#### Given exercise:
Your task is to copy every line of the records below that contains "title".

>> begin Listing

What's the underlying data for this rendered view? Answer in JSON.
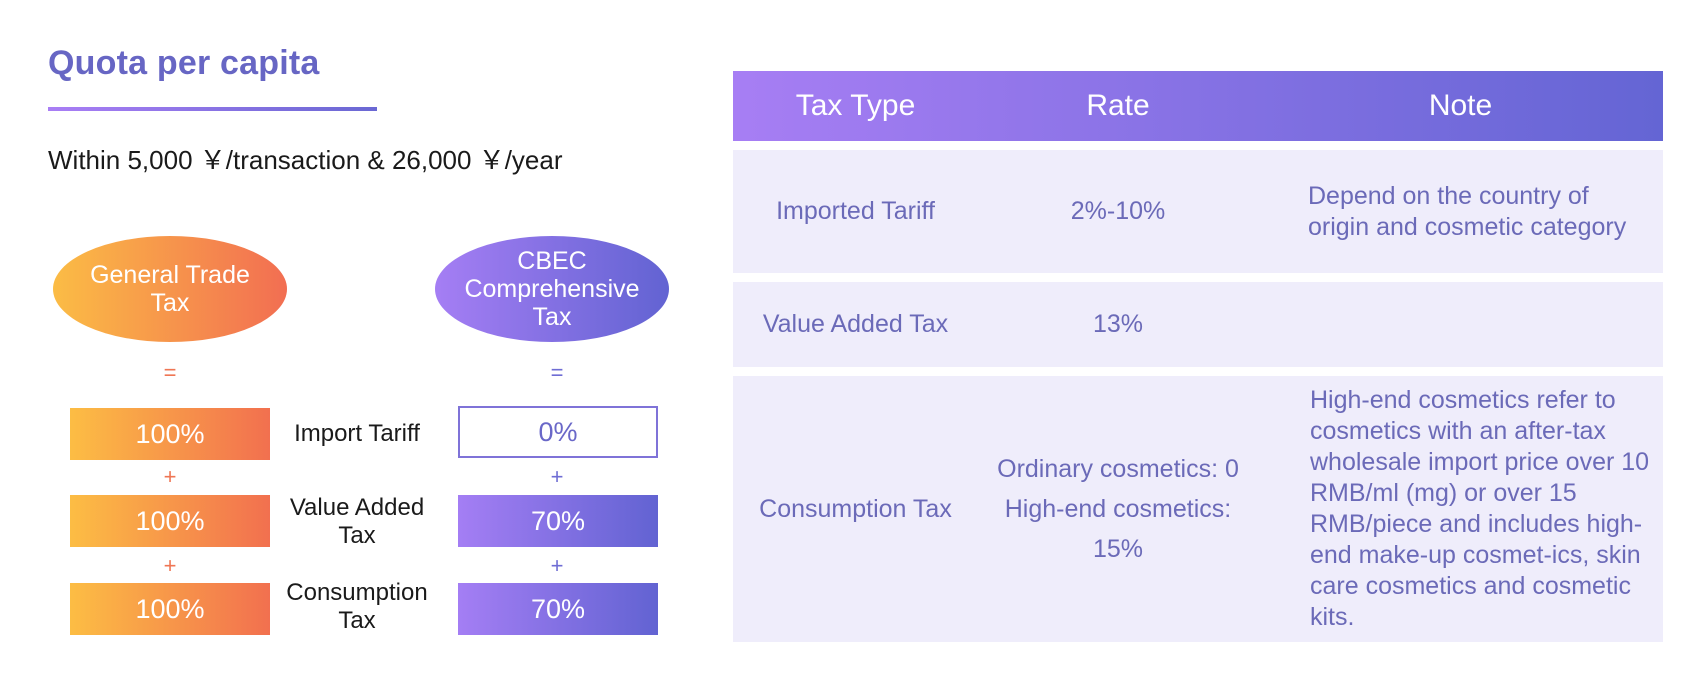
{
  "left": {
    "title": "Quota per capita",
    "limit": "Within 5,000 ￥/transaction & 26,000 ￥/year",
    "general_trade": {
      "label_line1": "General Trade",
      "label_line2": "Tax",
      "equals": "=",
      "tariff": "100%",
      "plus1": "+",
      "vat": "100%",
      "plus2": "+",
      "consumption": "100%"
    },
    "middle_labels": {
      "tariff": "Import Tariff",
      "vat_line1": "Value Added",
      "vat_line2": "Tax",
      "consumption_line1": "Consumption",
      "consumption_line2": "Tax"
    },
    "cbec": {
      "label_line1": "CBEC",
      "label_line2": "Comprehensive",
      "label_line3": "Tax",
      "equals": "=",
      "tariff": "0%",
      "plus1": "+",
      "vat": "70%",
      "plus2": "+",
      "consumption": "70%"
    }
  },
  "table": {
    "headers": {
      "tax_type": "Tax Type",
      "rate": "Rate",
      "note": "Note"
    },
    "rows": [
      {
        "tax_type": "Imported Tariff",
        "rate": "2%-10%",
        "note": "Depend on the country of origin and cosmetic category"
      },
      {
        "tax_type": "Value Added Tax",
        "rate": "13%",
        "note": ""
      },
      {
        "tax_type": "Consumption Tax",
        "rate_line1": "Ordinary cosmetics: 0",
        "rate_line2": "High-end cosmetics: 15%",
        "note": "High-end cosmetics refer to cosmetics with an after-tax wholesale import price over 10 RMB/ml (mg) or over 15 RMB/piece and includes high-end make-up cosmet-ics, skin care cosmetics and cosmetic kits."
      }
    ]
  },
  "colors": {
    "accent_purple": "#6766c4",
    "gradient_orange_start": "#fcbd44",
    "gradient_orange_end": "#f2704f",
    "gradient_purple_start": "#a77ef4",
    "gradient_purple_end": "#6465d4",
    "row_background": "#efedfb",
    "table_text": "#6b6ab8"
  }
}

>> end Listing
>> begin Listing

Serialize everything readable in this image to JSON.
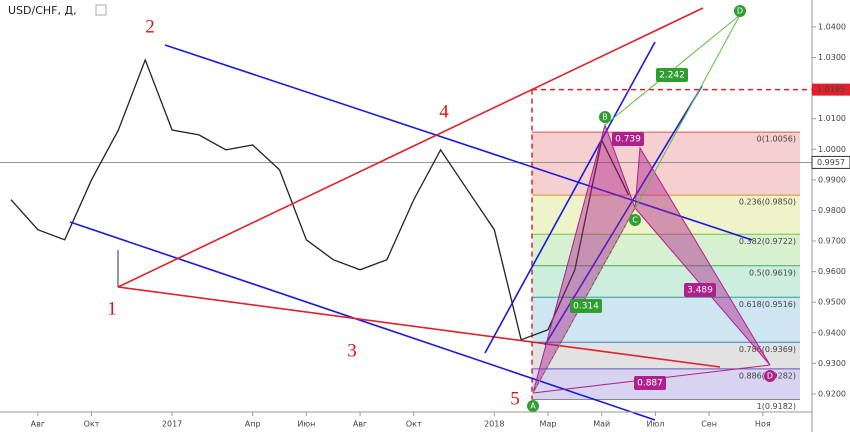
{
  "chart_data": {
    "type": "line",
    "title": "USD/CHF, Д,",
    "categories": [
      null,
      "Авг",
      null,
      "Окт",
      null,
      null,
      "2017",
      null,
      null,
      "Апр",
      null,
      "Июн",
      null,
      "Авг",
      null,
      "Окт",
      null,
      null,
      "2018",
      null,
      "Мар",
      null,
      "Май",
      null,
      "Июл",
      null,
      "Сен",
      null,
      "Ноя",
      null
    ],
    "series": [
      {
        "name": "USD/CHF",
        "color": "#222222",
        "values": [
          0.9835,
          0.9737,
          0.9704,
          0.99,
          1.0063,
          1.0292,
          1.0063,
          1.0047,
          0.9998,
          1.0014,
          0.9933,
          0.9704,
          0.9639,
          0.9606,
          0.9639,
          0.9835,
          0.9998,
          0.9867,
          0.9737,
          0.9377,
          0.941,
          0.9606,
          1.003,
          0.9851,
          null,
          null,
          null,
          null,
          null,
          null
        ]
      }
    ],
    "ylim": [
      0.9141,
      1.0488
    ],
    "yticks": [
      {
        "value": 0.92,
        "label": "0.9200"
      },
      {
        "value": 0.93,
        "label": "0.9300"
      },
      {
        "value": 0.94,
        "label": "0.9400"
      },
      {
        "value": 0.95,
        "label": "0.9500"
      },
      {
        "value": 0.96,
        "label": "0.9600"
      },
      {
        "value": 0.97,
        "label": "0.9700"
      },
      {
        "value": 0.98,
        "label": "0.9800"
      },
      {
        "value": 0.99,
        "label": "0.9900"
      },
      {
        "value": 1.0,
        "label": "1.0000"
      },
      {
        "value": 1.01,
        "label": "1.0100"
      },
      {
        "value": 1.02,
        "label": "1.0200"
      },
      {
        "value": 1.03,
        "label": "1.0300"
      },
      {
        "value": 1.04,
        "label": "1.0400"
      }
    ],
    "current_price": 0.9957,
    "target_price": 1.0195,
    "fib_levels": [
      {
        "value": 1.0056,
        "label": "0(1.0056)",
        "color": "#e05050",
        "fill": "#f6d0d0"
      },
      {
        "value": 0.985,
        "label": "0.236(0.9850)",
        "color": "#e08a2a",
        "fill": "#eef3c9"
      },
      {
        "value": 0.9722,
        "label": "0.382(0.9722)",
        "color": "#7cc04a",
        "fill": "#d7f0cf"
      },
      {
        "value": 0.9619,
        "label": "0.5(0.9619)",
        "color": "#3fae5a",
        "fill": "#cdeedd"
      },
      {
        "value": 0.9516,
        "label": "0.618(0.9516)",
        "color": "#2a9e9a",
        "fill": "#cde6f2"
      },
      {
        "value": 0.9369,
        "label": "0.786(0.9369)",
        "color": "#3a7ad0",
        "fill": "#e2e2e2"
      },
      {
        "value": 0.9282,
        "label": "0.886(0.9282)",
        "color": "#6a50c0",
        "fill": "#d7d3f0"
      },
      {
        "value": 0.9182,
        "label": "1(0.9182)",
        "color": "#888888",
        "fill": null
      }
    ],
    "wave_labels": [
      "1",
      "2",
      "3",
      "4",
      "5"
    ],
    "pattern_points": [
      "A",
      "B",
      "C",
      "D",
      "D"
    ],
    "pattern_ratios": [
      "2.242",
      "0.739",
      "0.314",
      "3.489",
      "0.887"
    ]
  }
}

>> end Listing

#### Written answer:
    "title": "Quota per capita",
    "title": "USD/CHF, Д,",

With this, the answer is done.